[Rows from a dataset]
---*---

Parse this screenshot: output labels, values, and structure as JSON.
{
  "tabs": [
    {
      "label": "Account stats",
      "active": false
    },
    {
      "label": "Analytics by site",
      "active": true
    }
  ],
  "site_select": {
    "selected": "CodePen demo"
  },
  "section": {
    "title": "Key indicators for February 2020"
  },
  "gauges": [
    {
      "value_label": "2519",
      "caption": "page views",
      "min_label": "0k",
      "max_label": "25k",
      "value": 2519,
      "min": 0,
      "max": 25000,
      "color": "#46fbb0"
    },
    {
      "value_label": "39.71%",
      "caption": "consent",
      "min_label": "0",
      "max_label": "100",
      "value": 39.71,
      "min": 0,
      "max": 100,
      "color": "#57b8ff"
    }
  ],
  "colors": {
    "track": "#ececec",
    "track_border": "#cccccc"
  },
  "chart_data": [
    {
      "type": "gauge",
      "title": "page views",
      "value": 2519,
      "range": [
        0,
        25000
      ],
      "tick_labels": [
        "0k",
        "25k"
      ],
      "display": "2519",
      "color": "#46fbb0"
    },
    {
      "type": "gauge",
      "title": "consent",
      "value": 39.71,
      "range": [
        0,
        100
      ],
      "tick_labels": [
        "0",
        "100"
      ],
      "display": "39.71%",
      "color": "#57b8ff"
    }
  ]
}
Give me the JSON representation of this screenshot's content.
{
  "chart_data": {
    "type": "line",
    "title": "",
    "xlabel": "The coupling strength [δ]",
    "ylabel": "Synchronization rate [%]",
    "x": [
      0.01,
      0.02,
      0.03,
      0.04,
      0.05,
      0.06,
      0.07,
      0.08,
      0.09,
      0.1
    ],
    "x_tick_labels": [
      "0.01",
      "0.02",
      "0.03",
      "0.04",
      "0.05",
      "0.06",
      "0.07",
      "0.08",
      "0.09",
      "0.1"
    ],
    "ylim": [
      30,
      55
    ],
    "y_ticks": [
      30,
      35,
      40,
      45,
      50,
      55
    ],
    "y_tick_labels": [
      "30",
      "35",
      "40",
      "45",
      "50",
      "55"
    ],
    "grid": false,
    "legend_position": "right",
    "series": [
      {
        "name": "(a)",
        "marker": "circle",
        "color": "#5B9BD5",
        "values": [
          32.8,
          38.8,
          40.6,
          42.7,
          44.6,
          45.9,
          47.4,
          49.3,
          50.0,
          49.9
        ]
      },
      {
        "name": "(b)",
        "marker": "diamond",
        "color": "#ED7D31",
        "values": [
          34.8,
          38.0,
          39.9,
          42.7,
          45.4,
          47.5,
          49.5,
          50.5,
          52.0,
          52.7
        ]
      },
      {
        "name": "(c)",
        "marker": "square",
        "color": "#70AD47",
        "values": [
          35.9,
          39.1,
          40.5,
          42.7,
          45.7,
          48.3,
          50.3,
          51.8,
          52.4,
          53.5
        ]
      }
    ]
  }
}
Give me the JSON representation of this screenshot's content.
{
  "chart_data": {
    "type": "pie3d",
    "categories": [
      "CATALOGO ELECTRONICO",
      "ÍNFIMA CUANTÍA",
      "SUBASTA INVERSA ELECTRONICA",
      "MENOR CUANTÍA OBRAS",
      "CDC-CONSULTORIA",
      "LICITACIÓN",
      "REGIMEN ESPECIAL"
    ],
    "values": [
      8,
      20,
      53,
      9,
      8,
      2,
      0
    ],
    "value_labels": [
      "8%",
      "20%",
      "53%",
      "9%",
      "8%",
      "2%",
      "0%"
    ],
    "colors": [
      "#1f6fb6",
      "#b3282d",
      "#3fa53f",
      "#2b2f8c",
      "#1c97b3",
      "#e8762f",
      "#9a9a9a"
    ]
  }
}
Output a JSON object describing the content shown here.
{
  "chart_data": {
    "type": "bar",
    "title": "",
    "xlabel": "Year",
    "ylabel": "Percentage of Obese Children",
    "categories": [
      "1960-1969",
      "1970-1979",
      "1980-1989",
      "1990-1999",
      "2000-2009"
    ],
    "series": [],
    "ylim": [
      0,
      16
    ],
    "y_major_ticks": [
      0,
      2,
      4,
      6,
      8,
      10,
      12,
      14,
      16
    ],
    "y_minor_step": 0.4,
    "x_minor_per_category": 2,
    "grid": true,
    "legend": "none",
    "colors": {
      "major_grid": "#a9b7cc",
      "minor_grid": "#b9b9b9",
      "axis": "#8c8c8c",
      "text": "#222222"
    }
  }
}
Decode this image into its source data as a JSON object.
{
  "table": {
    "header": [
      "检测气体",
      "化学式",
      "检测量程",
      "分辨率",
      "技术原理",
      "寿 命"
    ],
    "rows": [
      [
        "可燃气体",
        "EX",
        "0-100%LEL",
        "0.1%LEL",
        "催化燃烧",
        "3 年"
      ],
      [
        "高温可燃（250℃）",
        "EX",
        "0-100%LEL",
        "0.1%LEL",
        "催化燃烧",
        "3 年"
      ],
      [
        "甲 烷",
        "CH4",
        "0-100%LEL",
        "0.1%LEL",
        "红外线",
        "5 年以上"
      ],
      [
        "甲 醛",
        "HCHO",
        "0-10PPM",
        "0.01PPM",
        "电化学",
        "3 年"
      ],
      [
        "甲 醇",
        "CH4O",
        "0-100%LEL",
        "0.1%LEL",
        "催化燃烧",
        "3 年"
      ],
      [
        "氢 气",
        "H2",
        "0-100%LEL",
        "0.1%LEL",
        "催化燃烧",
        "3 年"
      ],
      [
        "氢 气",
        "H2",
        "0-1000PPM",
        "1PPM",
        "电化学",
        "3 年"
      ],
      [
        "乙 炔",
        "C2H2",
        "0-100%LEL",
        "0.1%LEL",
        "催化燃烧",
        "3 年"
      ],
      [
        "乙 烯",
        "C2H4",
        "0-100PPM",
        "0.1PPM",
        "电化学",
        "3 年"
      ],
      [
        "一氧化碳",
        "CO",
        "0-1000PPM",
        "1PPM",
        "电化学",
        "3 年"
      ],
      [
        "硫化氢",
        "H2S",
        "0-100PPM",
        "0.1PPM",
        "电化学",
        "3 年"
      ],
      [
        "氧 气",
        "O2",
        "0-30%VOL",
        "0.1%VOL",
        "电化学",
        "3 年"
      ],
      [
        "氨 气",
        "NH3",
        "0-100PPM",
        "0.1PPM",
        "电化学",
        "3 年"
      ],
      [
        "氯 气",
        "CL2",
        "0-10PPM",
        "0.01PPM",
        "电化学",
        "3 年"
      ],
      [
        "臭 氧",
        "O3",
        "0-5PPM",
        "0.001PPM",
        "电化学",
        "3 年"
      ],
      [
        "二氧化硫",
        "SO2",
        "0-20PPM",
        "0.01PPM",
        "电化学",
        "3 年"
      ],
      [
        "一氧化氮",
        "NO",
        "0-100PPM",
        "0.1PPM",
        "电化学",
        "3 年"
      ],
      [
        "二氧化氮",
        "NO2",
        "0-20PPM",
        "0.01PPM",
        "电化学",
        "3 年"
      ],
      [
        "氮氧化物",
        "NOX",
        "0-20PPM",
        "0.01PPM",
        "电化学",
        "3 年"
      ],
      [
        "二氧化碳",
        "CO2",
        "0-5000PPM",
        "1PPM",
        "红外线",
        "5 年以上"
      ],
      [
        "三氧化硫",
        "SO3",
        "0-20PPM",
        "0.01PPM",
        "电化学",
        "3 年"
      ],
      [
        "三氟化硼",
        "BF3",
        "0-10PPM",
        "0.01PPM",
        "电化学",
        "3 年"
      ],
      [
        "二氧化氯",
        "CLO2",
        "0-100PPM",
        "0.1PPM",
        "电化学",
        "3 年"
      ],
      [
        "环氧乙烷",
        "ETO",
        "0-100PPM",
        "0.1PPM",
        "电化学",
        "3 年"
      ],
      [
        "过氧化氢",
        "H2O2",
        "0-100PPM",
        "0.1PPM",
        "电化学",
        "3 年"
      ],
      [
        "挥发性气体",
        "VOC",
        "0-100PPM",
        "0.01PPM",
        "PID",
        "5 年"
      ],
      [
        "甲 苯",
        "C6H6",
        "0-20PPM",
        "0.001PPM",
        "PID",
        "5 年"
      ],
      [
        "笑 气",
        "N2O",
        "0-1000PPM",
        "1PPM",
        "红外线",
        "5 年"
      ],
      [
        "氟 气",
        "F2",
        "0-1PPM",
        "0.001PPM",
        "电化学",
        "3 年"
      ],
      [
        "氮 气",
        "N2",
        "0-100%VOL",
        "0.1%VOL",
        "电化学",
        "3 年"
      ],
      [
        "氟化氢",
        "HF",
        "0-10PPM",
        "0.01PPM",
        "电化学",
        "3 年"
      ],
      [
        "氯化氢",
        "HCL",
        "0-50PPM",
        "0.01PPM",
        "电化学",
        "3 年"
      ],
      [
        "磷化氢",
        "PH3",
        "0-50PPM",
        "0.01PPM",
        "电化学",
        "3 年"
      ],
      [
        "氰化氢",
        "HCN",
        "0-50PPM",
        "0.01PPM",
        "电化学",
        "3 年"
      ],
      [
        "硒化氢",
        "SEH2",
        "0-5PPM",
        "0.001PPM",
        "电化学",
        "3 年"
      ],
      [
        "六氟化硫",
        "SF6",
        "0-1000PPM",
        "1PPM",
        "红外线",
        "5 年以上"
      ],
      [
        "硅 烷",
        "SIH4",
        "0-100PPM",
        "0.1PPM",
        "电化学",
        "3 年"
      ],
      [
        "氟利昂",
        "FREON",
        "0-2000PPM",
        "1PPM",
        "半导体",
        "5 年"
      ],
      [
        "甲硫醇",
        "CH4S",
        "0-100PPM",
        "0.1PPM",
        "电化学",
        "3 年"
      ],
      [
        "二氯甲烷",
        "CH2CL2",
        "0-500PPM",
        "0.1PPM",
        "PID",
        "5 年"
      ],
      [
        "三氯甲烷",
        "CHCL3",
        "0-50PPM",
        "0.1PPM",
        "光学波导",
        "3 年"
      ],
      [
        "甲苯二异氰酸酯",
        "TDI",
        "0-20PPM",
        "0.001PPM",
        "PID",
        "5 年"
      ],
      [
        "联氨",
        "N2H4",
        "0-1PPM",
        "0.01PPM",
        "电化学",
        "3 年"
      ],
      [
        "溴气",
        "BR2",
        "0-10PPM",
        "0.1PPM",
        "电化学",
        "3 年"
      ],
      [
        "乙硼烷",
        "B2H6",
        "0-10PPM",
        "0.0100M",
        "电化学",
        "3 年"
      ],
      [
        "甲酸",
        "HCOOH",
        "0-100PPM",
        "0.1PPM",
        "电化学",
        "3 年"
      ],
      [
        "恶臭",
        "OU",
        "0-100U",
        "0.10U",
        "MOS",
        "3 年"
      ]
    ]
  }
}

---*---

__YOUR TASK__
Which lines of the data above contain "xlabel"? Copy each one.

__TASK OUTPUT__
    "xlabel": "The coupling strength [δ]",
    "xlabel": "Year",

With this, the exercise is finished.